In the data below, find each line containing the string "gammal" and return it.

DATASET>

============================================================

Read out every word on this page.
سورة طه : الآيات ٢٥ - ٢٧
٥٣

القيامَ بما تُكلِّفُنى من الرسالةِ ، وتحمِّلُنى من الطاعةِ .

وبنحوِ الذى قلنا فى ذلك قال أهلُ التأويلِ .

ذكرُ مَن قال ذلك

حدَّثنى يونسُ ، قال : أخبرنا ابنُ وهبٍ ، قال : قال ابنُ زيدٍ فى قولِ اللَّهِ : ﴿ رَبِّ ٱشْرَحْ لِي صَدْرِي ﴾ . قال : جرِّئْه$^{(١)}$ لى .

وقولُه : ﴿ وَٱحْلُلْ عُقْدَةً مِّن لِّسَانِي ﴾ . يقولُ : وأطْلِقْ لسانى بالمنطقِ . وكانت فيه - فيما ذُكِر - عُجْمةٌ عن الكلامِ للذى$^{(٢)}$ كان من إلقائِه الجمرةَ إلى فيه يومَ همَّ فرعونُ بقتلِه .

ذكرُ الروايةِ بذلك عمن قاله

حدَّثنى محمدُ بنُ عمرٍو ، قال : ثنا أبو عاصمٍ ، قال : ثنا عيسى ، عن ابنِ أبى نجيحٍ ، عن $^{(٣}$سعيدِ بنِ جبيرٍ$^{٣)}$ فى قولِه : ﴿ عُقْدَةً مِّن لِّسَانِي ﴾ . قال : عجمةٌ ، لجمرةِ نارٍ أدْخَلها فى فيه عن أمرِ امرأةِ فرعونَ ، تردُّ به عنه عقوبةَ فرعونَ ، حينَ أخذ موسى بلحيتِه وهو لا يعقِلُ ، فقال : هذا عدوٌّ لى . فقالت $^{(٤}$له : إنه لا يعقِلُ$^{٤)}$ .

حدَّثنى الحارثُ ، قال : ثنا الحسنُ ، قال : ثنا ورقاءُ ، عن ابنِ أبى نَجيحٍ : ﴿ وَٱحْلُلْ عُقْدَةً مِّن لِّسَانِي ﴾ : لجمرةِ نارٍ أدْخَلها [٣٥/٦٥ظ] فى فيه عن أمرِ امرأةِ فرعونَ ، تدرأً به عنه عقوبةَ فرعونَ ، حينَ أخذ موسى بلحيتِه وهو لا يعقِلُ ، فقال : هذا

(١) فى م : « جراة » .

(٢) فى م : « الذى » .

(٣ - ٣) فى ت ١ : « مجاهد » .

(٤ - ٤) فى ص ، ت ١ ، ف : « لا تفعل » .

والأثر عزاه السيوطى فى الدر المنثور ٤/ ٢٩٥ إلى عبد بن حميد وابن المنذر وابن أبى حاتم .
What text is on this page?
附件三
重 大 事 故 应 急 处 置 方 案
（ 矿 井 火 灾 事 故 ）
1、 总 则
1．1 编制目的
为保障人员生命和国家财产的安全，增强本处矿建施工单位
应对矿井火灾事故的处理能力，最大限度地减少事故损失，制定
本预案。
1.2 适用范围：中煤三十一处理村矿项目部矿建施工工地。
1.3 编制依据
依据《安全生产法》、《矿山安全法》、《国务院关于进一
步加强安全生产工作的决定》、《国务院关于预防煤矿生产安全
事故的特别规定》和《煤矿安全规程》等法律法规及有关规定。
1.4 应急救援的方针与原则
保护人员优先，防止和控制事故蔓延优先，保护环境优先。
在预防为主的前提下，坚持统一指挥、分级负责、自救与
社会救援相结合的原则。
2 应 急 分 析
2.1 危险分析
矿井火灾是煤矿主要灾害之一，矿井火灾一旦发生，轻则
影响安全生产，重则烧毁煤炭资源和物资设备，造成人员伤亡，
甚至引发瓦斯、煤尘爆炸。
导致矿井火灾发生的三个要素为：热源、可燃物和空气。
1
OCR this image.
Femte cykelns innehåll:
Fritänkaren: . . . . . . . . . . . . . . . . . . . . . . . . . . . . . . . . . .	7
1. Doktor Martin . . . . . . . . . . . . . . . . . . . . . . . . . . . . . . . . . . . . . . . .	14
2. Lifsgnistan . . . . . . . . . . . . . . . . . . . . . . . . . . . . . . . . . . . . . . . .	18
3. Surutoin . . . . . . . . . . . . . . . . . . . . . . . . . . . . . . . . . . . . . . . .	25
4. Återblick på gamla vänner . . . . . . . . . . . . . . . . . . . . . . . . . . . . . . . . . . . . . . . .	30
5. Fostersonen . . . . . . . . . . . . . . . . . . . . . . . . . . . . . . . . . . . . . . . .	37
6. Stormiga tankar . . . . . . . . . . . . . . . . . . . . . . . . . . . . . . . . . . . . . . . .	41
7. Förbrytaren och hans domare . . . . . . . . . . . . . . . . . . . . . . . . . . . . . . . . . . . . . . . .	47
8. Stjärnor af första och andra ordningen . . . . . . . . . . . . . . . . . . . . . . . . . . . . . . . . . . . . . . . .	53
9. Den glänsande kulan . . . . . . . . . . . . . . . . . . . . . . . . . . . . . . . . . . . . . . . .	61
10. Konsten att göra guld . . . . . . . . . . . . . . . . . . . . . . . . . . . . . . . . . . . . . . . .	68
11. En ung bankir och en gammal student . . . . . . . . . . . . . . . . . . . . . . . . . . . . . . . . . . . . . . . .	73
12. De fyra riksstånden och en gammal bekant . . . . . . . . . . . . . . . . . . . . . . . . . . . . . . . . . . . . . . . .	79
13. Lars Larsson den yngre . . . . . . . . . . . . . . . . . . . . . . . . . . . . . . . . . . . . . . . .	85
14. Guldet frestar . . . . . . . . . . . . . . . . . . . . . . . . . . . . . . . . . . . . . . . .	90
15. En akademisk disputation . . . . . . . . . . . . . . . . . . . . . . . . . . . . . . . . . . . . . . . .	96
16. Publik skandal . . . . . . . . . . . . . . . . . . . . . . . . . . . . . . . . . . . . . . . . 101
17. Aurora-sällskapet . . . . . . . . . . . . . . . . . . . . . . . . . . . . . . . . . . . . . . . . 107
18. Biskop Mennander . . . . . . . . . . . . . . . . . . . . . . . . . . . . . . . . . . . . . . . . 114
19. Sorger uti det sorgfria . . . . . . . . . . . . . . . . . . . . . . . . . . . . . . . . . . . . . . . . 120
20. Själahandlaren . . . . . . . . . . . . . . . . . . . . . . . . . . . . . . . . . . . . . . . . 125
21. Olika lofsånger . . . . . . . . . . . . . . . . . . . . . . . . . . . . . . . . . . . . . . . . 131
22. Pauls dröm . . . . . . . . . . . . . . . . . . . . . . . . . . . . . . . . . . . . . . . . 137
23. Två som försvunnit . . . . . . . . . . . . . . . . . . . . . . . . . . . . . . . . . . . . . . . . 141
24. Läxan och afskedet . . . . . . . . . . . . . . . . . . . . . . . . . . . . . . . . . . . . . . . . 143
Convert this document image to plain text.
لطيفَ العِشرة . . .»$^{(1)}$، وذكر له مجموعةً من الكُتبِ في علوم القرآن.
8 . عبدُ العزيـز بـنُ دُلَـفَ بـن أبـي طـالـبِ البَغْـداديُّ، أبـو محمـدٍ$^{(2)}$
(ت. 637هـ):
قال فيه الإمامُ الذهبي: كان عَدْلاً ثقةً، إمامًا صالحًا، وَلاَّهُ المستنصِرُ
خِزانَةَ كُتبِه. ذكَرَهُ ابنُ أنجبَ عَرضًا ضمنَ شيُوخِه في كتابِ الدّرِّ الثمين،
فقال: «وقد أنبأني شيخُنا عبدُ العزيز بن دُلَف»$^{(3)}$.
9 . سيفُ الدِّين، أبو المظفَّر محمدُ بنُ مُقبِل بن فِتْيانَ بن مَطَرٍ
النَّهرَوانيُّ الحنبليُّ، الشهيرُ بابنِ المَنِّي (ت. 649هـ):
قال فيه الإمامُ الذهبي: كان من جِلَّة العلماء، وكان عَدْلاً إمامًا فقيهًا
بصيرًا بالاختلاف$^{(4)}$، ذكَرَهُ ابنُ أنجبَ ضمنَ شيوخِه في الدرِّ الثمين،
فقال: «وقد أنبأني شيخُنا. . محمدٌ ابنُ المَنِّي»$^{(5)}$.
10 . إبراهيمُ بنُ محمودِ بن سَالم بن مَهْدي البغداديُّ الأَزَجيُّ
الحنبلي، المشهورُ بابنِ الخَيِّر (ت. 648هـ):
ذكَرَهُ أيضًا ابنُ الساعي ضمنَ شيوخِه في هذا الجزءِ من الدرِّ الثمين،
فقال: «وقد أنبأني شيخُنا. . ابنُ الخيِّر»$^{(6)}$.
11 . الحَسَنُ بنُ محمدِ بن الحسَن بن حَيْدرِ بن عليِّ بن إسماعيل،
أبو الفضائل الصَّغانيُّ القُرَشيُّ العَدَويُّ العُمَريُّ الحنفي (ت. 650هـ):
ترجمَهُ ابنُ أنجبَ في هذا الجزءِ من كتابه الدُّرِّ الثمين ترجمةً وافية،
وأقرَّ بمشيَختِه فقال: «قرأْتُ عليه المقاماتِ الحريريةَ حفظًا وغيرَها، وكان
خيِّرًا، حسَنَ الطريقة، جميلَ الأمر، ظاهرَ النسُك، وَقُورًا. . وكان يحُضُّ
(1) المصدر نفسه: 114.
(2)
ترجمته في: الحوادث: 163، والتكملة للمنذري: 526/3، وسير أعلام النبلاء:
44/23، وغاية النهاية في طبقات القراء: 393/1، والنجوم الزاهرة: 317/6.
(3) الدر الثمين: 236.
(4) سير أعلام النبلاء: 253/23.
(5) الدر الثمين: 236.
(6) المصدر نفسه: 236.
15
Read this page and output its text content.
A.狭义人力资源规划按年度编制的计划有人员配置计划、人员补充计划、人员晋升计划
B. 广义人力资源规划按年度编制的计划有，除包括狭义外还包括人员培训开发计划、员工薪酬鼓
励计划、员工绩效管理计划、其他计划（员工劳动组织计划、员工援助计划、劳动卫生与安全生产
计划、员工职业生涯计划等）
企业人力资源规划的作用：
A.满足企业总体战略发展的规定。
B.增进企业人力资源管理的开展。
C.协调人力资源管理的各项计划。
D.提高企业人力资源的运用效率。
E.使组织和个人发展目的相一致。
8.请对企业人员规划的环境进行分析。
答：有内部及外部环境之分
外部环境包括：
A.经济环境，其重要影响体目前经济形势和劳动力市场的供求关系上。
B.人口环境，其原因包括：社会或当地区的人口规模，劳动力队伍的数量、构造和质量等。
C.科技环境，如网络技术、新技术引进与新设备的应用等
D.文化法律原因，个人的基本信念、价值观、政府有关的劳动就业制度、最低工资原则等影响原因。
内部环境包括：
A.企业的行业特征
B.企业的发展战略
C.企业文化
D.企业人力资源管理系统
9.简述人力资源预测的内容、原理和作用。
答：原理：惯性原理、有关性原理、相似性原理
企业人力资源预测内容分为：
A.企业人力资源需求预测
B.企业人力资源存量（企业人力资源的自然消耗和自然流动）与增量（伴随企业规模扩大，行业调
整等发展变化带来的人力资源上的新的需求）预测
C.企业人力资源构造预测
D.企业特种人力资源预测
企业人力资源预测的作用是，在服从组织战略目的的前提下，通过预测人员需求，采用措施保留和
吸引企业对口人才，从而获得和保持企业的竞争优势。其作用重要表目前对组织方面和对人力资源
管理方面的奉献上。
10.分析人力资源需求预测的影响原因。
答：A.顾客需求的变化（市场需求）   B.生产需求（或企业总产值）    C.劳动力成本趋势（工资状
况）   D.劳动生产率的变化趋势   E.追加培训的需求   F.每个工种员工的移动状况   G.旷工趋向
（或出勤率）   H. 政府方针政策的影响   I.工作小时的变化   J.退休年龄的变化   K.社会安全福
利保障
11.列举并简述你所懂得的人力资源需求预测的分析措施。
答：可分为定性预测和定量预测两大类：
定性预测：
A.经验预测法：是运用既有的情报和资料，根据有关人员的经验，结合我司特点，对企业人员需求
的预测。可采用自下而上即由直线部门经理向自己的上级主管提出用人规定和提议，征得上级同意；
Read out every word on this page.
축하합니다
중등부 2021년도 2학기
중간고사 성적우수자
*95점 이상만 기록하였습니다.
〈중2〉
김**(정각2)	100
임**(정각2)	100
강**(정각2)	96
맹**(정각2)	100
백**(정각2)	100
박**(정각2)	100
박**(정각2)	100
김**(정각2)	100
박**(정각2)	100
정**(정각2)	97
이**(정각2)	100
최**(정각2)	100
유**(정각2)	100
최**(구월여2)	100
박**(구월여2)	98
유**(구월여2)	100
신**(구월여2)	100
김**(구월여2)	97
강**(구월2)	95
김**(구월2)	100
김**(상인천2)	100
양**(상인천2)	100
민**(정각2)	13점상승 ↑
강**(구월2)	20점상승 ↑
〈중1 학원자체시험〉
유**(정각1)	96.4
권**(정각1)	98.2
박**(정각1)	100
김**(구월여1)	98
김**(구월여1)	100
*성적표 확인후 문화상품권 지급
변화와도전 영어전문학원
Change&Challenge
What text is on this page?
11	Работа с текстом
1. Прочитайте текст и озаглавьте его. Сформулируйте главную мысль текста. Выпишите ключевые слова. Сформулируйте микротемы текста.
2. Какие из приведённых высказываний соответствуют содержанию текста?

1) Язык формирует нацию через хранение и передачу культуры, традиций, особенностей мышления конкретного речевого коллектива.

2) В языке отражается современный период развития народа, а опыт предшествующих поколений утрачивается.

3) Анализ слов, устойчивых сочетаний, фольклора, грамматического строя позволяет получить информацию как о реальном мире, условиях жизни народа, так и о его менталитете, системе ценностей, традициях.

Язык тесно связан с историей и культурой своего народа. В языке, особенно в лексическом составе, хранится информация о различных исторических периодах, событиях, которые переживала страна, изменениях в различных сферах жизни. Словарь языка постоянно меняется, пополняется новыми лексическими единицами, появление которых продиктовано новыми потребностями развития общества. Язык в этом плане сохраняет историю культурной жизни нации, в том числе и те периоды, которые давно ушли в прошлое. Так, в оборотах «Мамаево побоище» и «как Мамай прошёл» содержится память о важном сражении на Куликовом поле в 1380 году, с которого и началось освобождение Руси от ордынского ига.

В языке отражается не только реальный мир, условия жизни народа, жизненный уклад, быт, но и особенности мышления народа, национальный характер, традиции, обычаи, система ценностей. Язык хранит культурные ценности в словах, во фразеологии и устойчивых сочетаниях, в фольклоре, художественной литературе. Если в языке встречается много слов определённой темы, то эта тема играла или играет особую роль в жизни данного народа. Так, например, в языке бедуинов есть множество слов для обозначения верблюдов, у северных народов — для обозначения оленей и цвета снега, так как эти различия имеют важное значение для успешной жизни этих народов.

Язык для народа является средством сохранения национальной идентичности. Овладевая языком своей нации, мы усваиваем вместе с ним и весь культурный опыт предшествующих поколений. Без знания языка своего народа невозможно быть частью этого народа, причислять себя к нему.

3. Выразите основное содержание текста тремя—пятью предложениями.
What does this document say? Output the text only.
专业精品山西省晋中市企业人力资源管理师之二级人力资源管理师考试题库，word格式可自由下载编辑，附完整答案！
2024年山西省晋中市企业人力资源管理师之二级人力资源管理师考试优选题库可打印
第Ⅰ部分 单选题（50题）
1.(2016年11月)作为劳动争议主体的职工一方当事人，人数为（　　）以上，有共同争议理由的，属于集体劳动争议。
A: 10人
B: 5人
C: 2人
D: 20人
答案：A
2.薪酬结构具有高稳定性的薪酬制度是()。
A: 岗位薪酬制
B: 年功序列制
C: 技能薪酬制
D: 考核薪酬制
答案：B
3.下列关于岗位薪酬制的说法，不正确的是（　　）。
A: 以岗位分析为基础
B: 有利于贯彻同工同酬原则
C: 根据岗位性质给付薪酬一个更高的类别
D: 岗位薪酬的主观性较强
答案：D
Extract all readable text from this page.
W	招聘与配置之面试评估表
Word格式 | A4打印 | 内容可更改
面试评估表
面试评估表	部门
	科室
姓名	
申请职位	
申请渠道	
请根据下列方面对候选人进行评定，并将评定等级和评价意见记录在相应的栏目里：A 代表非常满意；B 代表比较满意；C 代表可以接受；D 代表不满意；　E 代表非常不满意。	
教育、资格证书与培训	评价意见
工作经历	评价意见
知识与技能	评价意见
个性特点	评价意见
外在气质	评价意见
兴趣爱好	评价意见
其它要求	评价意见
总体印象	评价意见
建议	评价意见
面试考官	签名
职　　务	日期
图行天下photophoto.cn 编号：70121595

============================================================

THE OUTPUT>
11. En ung bankir och en gammal student . . . . . . . . . . . . . . . . . . . . . . . . . . . . . . . . . . . . . . . .	73
12. De fyra riksstånden och en gammal bekant . . . . . . . . . . . . . . . . . . . . . . . . . . . . . . . . . . . . . . . .	79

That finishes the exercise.